**Recorded information:**
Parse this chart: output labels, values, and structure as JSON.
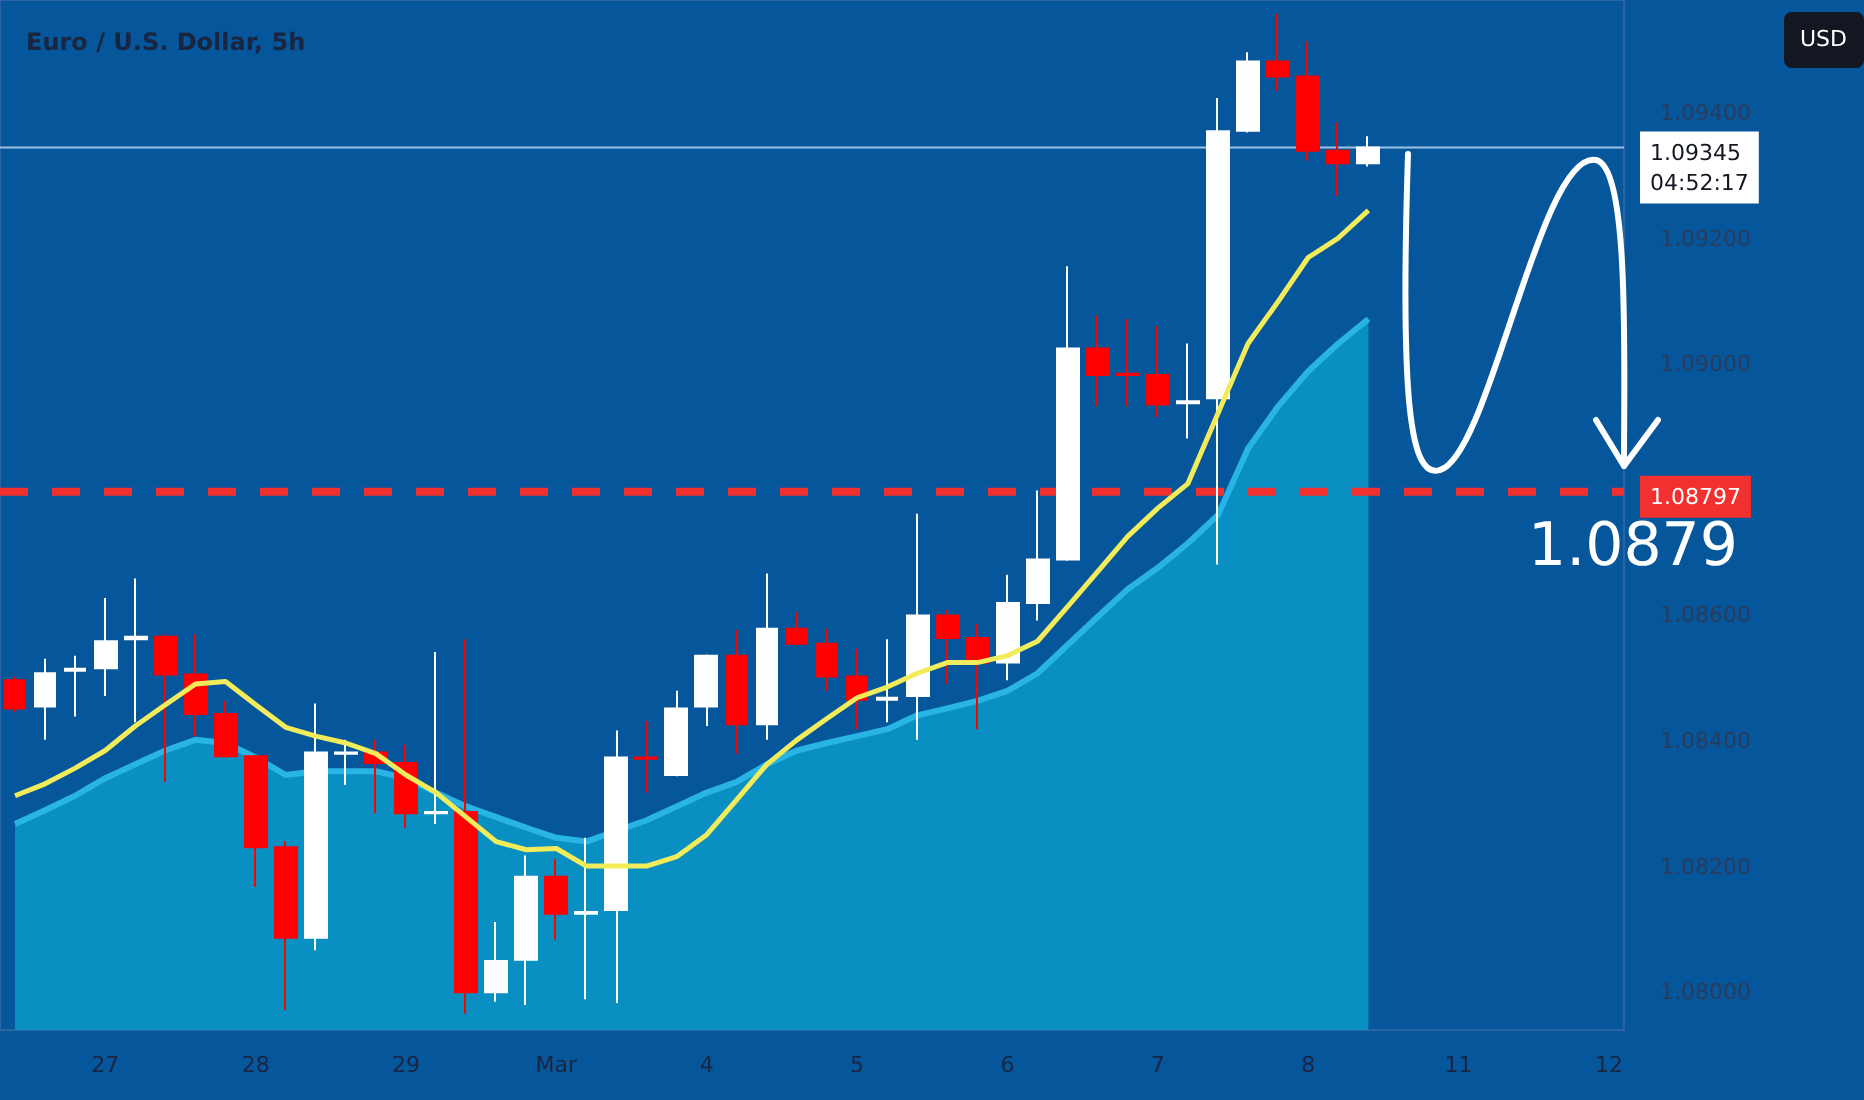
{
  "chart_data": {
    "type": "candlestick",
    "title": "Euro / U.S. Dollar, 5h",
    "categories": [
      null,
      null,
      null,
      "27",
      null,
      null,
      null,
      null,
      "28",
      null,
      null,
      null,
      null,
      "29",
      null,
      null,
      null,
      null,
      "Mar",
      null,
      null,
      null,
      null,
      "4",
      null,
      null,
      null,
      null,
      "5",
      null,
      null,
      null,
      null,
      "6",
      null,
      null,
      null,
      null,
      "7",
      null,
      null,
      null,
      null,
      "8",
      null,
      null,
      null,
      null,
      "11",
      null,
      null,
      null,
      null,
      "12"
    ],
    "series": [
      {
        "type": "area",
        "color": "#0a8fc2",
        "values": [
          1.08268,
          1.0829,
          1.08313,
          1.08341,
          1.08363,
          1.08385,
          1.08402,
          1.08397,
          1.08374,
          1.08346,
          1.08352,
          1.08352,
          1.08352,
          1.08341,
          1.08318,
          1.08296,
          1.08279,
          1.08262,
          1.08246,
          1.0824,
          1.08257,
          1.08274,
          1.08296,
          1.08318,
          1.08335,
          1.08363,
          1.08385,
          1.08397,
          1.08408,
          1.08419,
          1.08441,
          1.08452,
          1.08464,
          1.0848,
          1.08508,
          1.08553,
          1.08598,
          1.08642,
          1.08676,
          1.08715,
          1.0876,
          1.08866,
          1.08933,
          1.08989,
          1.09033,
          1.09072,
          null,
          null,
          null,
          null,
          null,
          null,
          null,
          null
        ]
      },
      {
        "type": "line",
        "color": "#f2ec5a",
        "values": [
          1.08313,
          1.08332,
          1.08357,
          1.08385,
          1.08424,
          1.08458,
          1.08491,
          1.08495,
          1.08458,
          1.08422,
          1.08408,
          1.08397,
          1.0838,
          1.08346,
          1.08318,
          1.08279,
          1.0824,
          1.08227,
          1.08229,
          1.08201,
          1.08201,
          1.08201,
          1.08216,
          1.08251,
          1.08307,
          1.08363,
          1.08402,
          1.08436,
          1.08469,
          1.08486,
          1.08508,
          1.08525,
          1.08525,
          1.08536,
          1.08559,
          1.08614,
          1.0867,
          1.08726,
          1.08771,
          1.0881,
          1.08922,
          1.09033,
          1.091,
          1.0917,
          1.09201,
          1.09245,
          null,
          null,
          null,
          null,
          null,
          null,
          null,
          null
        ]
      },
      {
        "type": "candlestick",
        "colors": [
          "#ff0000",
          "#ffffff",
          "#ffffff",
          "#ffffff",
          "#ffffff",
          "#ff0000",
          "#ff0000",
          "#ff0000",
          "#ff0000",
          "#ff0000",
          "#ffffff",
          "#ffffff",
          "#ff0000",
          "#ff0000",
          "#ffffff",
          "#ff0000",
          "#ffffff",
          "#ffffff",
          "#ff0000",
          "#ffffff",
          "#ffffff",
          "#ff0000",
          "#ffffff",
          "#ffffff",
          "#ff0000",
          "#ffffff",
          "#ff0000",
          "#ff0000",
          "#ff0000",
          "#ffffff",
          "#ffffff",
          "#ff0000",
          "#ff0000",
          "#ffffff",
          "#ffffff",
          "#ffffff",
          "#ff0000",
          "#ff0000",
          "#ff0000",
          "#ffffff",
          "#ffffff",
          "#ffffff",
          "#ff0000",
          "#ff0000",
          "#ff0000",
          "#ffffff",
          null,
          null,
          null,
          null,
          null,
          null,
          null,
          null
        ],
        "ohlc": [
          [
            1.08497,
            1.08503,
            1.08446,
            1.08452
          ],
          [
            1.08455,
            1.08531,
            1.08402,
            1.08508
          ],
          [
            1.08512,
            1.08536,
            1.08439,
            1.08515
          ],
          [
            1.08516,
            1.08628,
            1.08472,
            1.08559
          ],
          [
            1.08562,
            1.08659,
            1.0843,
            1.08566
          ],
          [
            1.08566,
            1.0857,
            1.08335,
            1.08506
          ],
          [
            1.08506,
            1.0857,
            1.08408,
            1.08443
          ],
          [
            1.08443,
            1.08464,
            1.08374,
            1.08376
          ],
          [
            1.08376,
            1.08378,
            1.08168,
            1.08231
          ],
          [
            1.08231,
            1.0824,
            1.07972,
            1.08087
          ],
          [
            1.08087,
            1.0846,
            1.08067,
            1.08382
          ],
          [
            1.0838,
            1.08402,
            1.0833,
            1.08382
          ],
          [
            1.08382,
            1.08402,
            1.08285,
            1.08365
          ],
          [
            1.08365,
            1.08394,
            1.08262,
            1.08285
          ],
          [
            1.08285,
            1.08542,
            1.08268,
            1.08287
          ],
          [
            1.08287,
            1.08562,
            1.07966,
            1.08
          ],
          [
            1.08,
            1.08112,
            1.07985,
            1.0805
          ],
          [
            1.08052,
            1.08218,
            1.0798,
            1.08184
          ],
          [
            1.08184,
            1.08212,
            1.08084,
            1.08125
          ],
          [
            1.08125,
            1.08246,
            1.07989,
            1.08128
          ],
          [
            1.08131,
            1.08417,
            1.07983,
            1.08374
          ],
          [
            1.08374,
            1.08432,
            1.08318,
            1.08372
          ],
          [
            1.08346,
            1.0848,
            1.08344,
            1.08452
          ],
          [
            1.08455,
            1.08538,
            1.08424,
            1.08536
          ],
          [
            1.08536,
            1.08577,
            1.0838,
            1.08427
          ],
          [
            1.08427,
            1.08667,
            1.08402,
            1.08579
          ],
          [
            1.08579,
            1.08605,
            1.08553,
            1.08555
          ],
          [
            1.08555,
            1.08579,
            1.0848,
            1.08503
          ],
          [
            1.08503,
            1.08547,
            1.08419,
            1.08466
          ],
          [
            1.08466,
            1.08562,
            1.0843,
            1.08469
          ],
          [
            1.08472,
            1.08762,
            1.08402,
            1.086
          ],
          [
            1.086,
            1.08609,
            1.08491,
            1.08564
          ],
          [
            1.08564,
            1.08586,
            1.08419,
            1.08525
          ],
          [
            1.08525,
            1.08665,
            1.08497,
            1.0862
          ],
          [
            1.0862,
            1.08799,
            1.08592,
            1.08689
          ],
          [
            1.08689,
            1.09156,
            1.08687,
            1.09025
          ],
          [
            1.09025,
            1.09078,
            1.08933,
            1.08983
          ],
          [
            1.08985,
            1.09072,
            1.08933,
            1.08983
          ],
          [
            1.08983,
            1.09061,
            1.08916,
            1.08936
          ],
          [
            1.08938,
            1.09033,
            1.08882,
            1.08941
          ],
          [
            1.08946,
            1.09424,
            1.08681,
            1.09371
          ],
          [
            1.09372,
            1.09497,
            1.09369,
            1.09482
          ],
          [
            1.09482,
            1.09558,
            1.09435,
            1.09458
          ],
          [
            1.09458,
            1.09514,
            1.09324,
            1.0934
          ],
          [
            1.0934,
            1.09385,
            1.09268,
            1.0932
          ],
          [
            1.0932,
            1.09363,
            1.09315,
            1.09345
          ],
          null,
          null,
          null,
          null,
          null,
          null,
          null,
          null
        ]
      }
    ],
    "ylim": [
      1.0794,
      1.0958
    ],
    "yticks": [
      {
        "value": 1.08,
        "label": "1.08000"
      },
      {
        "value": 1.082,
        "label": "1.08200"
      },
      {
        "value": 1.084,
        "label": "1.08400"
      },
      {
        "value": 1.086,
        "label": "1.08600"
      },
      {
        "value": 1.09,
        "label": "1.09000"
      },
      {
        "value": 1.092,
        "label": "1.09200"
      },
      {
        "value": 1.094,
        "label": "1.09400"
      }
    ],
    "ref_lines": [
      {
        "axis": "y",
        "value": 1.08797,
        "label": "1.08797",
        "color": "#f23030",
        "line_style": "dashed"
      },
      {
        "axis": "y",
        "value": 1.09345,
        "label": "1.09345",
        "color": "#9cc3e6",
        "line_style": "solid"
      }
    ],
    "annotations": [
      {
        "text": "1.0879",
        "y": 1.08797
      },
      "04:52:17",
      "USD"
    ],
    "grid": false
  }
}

**Task statement:** How many lines in these entries hold the string "candlestick"? Answer with the number alone.

**Answer:** 2